◆ **Required work**
Show each line from the listing that includes the word "document".

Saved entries
━━━━━━━━

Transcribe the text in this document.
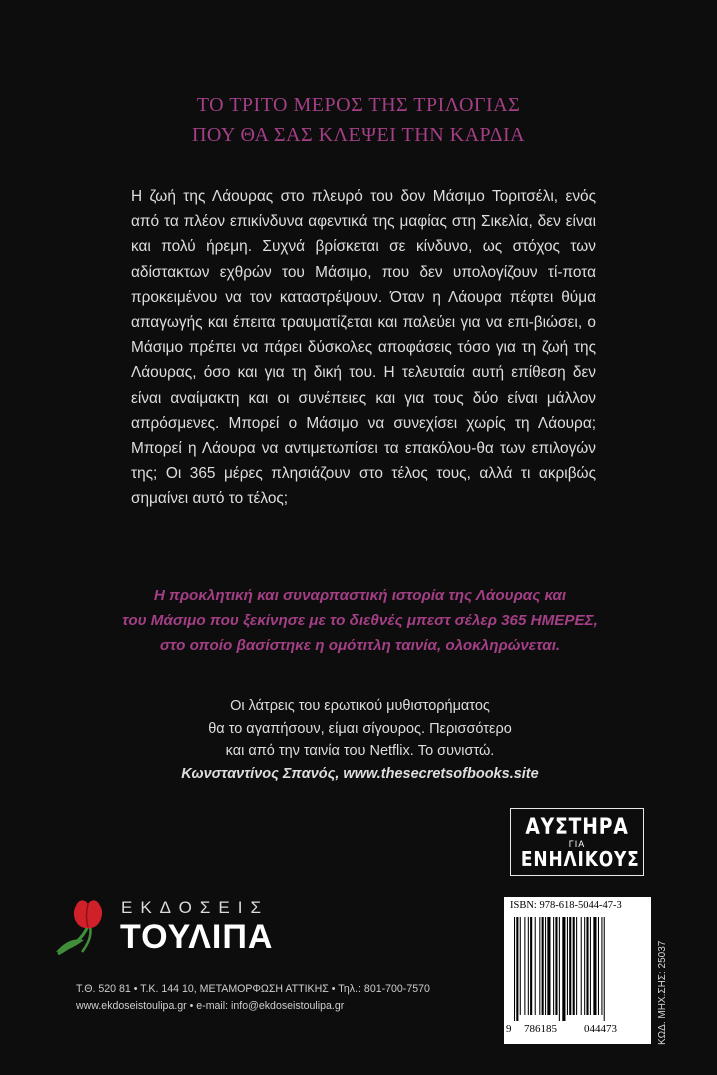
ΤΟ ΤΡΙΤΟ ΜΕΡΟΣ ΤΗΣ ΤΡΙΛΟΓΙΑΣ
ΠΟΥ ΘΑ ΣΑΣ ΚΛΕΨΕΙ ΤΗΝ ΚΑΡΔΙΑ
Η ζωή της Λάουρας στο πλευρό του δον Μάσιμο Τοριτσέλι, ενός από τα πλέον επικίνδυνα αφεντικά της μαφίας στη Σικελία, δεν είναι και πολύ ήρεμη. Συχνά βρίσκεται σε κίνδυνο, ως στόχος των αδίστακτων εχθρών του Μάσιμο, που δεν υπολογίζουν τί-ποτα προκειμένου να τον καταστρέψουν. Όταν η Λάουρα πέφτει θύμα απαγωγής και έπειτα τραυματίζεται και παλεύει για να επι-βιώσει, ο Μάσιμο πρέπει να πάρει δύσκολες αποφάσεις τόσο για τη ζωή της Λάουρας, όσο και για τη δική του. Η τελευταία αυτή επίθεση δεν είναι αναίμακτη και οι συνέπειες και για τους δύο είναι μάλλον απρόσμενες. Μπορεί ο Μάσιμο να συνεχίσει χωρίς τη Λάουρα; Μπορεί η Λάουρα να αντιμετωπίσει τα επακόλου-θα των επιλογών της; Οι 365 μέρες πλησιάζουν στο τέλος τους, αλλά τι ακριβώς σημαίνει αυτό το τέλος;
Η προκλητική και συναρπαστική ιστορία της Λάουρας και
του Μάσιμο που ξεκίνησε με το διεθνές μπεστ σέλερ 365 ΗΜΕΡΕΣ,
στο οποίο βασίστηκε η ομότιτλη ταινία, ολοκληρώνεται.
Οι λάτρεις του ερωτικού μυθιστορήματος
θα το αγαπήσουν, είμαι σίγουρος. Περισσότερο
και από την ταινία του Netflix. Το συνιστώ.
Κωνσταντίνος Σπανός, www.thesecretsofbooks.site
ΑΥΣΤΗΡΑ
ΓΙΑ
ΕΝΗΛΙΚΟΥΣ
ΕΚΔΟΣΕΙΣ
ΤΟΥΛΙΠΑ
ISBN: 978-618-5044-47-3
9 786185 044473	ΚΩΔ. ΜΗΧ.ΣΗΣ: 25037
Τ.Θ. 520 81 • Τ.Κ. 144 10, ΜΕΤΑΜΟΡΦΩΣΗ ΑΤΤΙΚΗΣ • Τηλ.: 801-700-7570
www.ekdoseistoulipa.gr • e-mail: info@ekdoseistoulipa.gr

━━━━━━━━

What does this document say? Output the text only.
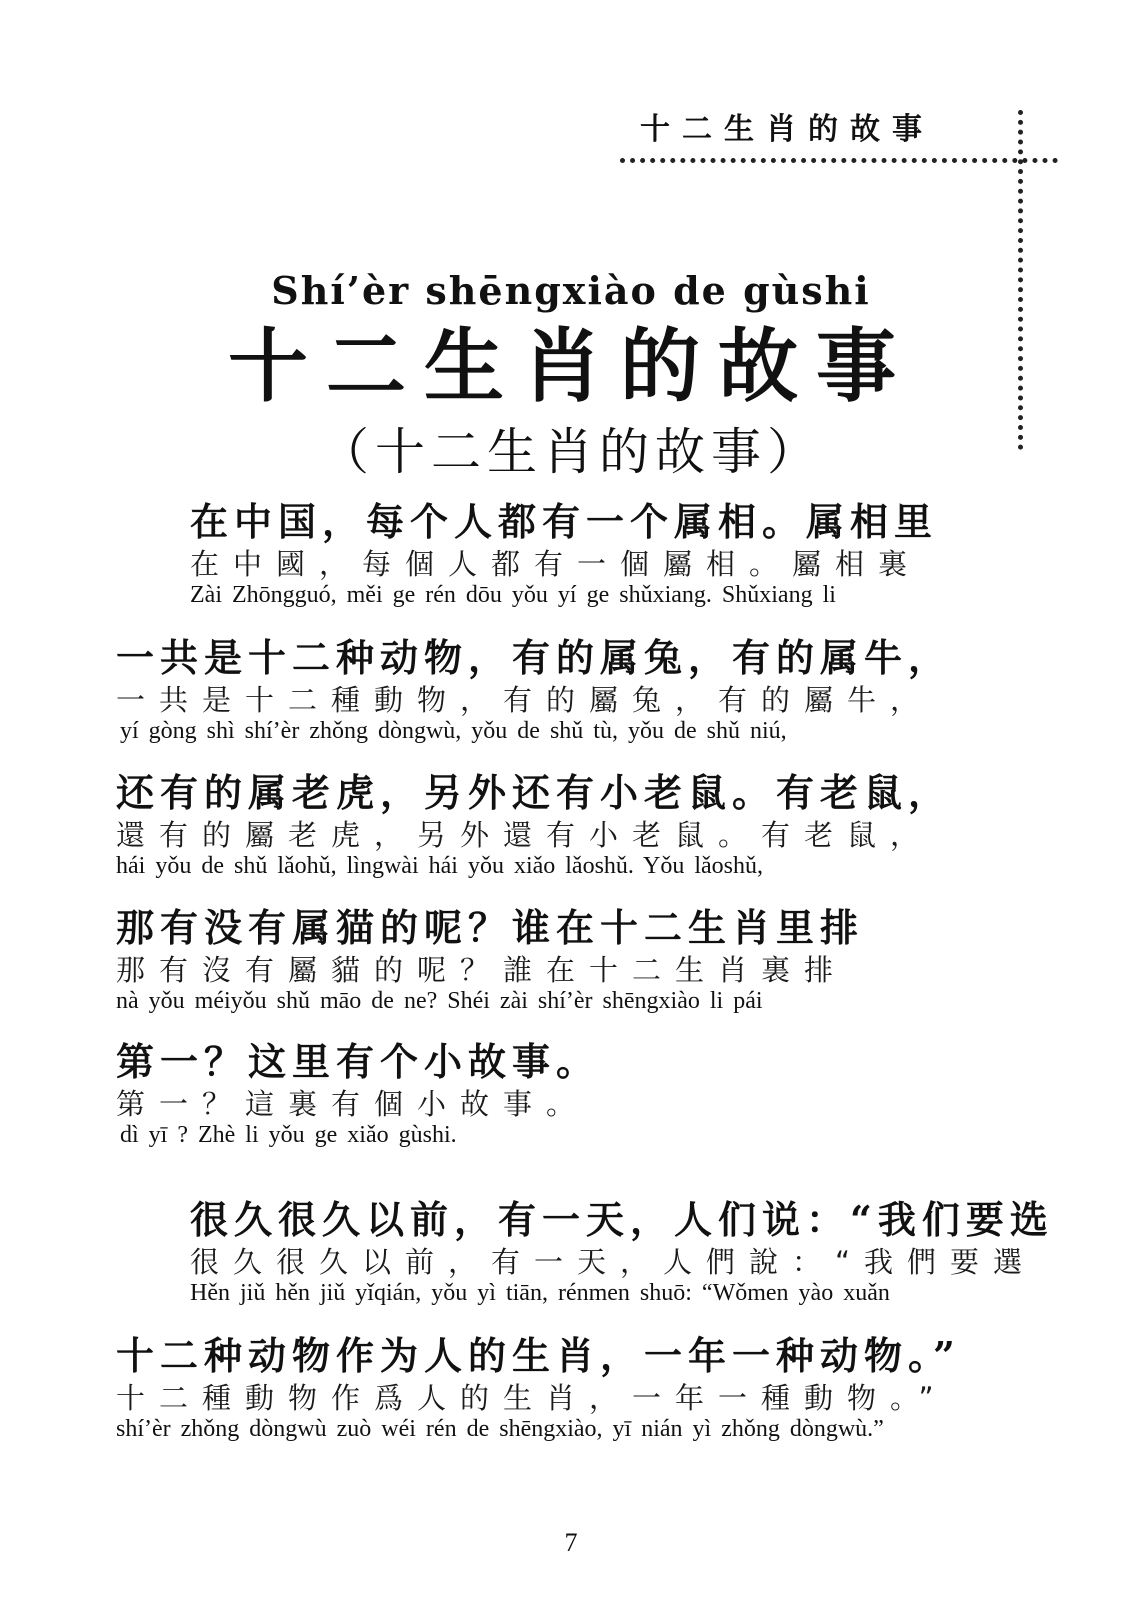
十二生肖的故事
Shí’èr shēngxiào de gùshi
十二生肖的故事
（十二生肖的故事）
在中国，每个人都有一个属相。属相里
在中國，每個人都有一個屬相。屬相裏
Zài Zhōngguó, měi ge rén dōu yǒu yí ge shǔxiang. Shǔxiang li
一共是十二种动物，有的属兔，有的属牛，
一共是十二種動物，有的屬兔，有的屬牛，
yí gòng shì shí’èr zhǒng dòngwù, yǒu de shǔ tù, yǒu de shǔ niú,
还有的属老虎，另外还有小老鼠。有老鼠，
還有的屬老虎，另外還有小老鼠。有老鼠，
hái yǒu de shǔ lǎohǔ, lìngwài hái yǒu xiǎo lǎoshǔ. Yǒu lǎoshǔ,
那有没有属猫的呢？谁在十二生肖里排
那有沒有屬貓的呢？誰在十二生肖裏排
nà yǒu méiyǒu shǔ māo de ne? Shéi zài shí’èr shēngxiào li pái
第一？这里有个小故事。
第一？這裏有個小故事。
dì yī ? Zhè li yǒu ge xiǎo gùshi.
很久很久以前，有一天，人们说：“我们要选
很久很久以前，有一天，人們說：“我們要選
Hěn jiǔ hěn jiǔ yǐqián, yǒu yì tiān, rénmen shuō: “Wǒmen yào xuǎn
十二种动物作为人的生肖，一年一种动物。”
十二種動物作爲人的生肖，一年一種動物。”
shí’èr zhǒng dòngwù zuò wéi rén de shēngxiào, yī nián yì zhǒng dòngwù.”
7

━━━━━━━━

◆ **Solution to the exercise**
Transcribe the text in this document.
What does this document say? Output the text only.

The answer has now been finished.